Would you transcribe all of the data exactly, down to the last character?

[Entries from a dataset]
::::::

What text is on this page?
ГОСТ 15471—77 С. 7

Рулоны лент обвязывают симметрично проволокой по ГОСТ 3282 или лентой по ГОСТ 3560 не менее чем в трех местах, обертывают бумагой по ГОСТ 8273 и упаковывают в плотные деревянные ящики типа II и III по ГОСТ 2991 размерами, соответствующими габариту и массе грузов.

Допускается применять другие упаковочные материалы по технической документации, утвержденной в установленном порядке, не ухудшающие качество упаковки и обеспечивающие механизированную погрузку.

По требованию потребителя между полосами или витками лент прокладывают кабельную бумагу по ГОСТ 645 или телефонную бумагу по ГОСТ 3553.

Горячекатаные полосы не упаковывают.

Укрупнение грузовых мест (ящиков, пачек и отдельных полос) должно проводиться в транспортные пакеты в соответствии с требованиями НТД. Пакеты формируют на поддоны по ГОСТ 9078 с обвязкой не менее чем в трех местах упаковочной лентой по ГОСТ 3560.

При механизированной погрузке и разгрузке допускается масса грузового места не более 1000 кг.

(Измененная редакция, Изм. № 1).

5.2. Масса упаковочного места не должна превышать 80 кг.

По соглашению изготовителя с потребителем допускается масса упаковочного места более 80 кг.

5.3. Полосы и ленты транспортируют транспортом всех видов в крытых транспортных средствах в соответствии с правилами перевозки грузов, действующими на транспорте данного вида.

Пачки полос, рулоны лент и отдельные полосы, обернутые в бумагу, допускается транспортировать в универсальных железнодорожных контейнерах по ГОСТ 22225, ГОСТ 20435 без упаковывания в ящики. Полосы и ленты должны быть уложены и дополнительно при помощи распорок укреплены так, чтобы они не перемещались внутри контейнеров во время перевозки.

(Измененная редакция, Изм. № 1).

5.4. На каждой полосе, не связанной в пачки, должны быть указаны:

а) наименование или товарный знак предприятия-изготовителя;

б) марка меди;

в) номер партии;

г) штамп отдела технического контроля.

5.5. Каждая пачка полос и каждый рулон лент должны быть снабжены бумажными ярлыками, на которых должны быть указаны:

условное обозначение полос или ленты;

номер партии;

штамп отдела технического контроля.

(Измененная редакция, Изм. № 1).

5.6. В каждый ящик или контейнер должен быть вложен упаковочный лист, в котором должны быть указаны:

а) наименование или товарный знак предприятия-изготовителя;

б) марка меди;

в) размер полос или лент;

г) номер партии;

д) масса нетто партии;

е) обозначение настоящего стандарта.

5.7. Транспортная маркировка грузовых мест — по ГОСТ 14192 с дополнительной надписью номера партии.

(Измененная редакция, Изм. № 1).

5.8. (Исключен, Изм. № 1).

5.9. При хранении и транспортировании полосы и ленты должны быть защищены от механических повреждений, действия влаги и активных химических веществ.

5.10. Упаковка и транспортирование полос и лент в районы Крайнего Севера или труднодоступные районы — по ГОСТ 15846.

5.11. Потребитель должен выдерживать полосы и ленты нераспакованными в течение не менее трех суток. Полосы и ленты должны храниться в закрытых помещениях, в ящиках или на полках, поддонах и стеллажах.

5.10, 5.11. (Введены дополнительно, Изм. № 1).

::::::

→ Exercise answer:
What text is on this page?
ГОСТ 15471—77 С. 7

Рулоны лент обвязывают симметрично проволокой по ГОСТ 3282 или лентой по ГОСТ 3560 не менее чем в трех местах, обертывают бумагой по ГОСТ 8273 и упаковывают в плотные деревянные ящики типа II и III по ГОСТ 2991 размерами, соответствующими габариту и массе грузов.

Допускается применять другие упаковочные материалы по технической документации, утвержденной в установленном порядке, не ухудшающие качество упаковки и обеспечивающие механизированную погрузку.

По требованию потребителя между полосами или витками лент прокладывают кабельную бумагу по ГОСТ 645 или телефонную бумагу по ГОСТ 3553.

Горячекатаные полосы не упаковывают.

Укрупнение грузовых мест (ящиков, пачек и отдельных полос) должно проводиться в транспортные пакеты в соответствии с требованиями НТД. Пакеты формируют на поддоны по ГОСТ 9078 с обвязкой не менее чем в трех местах упаковочной лентой по ГОСТ 3560.

При механизированной погрузке и разгрузке допускается масса грузового места не более 1000 кг.

(Измененная редакция, Изм. № 1).

5.2. Масса упаковочного места не должна превышать 80 кг.

По соглашению изготовителя с потребителем допускается масса упаковочного места более 80 кг.

5.3. Полосы и ленты транспортируют транспортом всех видов в крытых транспортных средствах в соответствии с правилами перевозки грузов, действующими на транспорте данного вида.

Пачки полос, рулоны лент и отдельные полосы, обернутые в бумагу, допускается транспортировать в универсальных железнодорожных контейнерах по ГОСТ 22225, ГОСТ 20435 без упаковывания в ящики. Полосы и ленты должны быть уложены и дополнительно при помощи распорок укреплены так, чтобы они не перемещались внутри контейнеров во время перевозки.

(Измененная редакция, Изм. № 1).

5.4. На каждой полосе, не связанной в пачки, должны быть указаны:

а) наименование или товарный знак предприятия-изготовителя;

б) марка меди;

в) номер партии;

г) штамп отдела технического контроля.

5.5. Каждая пачка полос и каждый рулон лент должны быть снабжены бумажными ярлыками, на которых должны быть указаны:

условное обозначение полос или ленты;

номер партии;

штамп отдела технического контроля.

(Измененная редакция, Изм. № 1).

5.6. В каждый ящик или контейнер должен быть вложен упаковочный лист, в котором должны быть указаны:

а) наименование или товарный знак предприятия-изготовителя;

б) марка меди;

в) размер полос или лент;

г) номер партии;

д) масса нетто партии;

е) обозначение настоящего стандарта.

5.7. Транспортная маркировка грузовых мест — по ГОСТ 14192 с дополнительной надписью номера партии.

(Измененная редакция, Изм. № 1).

5.8. (Исключен, Изм. № 1).

5.9. При хранении и транспортировании полосы и ленты должны быть защищены от механических повреждений, действия влаги и активных химических веществ.

5.10. Упаковка и транспортирование полос и лент в районы Крайнего Севера или труднодоступные районы — по ГОСТ 15846.

5.11. Потребитель должен выдерживать полосы и ленты нераспакованными в течение не менее трех суток. Полосы и ленты должны храниться в закрытых помещениях, в ящиках или на полках, поддонах и стеллажах.

5.10, 5.11. (Введены дополнительно, Изм. № 1).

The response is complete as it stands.